▶ _Kutipan Dokumen_

»»

HTML

HTML

Selasa, 05 Februari 2019

Presiden : Berpolitik Itu Ada Tata Kramanya, Cak Lontong Bilang ” Mikir…Mikir…Mikiiir…”

Presiden Jokowi menyampaikan sambutan pada acara Sarang Berzikir Bersama Untuk Indonesia Maju di Pondok Pesantren Al Anwar Sarang, Kabupaten Rembang, Jateng, Jumat (1/2) sore.
REMBANG , MHI – Kepala Negara yang hadir di acara tersebut bersama Ibu Negara Iriana Joko Widodo menilai, itu bukan etika berpolitik, bukan adab berpolitik yang baik. Presiden Joko Widodo mengaku sedih melihat perkembangan media sosial (medsos) di tanah air yang begitu banyak fitnah, saling mencela, ujaran kebencian, dan juga begitu banyak ujaran kedengkian.
“Itu tidak ada dalam nilai-nilai sopan santun kita berpolitik. Berpolitik itu ada tata kramanya,” kata Presiden saat menghadiri acara Sarang Berzikir Bersama Untuk Indonesia Maju di Pondok Pesantren Al Anwar Sarang, Rembang, Jateng, Jumat (1/2) sore.
“Sekali lagi, itu bukan etika Indonesia, bukan tata krama Indonesia, bukan nilai-nilai Islam, bukan nilai-nilai yang beradab,” sambung Kepala Negara.

««

▶ _Yang Ditanyakan_
Mohon sebutkan siapa yang mendampingi Presiden saat hadir di acara Sarang Berzikir Bersama Untuk Indonesia Maju menurut kutipan dokumen di atas.

▶ _Daftar Data_
»»

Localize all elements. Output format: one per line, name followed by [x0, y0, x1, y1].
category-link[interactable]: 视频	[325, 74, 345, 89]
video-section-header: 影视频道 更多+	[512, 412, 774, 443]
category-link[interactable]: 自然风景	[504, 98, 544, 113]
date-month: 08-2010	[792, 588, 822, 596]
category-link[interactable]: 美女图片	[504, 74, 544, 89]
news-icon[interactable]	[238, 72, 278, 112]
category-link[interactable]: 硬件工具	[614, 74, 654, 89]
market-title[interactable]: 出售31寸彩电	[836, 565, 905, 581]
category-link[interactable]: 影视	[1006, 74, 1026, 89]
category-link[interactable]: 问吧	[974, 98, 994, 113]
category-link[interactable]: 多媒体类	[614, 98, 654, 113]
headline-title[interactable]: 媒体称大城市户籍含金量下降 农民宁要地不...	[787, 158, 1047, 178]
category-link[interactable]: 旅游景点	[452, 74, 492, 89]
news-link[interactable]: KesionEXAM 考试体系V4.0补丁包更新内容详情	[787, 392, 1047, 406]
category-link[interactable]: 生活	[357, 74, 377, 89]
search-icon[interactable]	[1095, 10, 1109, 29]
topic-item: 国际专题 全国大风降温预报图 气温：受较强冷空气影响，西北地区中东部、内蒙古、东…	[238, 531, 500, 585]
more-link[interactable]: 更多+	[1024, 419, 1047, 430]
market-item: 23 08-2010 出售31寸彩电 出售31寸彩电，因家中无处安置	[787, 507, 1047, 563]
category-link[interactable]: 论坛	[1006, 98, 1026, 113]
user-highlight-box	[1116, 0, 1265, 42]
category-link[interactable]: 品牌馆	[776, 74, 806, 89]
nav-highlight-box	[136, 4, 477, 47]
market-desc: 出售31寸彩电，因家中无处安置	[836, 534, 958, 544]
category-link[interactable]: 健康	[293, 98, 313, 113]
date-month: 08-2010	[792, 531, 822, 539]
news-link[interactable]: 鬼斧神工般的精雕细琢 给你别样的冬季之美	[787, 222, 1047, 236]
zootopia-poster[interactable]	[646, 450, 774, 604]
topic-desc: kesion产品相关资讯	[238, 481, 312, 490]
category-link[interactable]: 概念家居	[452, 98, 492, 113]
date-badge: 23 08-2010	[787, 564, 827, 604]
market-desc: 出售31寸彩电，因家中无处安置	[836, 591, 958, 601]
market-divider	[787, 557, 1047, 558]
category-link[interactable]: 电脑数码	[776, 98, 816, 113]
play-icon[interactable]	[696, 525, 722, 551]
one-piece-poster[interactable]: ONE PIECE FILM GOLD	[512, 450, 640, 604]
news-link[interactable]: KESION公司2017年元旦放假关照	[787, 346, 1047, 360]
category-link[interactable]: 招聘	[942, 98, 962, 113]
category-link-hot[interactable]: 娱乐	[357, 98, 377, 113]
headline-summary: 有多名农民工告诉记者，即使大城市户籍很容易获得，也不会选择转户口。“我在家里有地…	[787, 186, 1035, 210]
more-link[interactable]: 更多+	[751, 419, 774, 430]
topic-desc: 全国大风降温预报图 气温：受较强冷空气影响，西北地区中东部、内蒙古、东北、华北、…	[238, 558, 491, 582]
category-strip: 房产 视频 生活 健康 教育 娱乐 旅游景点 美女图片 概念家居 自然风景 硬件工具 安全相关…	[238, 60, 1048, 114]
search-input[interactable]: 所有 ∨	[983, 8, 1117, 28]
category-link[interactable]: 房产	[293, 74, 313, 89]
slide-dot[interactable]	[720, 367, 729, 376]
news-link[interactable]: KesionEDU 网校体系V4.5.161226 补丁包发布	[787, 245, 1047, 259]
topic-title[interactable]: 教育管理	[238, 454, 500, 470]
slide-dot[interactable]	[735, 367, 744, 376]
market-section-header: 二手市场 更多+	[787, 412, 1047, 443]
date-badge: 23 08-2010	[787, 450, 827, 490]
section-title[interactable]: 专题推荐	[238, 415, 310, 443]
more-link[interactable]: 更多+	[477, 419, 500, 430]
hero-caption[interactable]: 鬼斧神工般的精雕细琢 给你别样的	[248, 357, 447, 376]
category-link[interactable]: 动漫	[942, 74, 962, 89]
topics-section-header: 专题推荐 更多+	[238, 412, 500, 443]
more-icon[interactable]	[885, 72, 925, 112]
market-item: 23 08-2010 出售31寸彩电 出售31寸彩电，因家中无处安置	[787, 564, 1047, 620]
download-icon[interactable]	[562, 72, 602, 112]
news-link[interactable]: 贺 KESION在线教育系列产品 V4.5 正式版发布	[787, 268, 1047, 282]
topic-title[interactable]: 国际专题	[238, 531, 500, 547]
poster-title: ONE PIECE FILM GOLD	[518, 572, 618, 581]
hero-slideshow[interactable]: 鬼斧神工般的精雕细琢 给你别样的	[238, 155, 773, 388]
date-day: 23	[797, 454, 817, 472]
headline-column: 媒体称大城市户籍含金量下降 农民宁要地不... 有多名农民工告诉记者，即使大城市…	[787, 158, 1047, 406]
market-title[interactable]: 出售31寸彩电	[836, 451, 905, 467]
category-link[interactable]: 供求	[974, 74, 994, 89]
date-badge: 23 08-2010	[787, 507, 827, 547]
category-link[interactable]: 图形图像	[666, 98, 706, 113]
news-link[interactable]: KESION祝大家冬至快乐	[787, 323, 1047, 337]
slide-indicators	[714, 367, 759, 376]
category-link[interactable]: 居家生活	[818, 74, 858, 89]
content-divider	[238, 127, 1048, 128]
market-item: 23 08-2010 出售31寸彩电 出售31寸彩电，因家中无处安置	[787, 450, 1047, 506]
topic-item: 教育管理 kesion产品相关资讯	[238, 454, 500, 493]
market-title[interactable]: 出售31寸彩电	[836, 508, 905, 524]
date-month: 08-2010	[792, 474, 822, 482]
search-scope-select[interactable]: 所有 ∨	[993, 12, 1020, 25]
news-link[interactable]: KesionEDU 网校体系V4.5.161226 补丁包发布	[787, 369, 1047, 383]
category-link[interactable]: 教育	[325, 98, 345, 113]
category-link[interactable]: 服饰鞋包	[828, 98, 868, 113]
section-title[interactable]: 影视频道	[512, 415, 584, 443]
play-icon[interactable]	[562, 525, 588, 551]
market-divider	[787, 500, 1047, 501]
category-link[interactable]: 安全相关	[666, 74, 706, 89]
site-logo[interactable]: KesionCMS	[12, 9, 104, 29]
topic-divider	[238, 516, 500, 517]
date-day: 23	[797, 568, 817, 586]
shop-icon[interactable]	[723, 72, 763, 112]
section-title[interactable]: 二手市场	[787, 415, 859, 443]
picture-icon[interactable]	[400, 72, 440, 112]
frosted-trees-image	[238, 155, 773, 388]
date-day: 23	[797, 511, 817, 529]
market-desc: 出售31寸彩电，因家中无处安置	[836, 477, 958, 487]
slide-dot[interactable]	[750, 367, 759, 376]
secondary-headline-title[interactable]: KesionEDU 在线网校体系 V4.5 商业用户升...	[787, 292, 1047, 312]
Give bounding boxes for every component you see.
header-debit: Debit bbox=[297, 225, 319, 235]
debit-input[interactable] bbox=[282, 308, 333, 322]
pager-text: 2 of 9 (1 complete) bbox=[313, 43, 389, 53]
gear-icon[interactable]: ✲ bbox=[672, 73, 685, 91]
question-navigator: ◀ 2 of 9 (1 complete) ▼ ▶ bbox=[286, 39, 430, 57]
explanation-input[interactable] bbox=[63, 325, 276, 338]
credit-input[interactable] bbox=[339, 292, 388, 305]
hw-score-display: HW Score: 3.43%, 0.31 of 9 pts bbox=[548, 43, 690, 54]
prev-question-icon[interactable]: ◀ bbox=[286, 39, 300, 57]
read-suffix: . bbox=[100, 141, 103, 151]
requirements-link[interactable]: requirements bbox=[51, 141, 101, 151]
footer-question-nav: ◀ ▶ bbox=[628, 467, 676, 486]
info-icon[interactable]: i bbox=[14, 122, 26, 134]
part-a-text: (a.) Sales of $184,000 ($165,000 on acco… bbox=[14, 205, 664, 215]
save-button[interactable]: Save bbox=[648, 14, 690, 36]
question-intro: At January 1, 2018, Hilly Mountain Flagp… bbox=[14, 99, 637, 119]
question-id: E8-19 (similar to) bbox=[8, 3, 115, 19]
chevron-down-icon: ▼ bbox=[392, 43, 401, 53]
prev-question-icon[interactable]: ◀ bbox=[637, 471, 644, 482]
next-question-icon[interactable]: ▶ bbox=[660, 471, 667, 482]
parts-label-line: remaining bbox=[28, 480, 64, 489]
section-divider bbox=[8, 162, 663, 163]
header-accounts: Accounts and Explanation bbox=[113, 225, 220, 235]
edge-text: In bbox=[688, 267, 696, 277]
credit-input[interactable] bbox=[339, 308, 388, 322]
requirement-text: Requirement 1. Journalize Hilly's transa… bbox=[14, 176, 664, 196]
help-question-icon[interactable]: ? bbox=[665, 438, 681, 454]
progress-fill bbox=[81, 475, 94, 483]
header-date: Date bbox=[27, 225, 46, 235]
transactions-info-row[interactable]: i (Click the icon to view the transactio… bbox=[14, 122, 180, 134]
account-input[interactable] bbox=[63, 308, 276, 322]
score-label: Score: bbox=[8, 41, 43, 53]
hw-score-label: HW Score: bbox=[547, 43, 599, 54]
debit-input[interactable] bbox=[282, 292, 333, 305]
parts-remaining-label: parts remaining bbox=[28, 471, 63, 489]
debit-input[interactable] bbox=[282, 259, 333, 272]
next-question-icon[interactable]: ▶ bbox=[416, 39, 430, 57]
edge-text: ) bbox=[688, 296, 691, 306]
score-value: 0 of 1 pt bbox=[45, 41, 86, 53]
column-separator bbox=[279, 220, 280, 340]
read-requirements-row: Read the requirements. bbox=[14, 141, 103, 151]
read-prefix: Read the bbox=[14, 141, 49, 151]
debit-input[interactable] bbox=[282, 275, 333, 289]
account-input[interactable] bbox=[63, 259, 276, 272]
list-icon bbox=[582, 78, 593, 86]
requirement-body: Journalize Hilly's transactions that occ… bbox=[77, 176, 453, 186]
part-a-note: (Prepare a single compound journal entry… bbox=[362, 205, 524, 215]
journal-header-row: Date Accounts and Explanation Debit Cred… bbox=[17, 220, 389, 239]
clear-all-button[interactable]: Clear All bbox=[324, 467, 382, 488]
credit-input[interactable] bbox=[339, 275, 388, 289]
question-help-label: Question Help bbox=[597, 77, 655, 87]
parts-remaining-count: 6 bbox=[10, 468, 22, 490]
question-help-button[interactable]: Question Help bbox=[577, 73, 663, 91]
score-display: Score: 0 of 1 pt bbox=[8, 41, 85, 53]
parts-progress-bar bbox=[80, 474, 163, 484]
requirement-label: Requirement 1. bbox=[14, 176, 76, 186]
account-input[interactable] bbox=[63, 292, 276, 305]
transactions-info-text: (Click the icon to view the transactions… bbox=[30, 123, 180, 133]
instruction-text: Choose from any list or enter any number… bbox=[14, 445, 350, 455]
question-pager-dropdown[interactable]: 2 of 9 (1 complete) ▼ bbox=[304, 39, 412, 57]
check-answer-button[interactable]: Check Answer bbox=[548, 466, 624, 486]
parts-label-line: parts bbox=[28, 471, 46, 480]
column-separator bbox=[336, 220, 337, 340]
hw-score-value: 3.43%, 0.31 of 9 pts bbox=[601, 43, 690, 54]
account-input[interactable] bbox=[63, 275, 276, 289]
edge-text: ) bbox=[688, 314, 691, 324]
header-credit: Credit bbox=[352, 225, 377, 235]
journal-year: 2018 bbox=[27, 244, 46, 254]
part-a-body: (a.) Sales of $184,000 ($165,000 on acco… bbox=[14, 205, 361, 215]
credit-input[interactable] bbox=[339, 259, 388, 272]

««

▶ _Jawaban yang Diharapkan_
Ibu Negara Iriana Joko Widodo.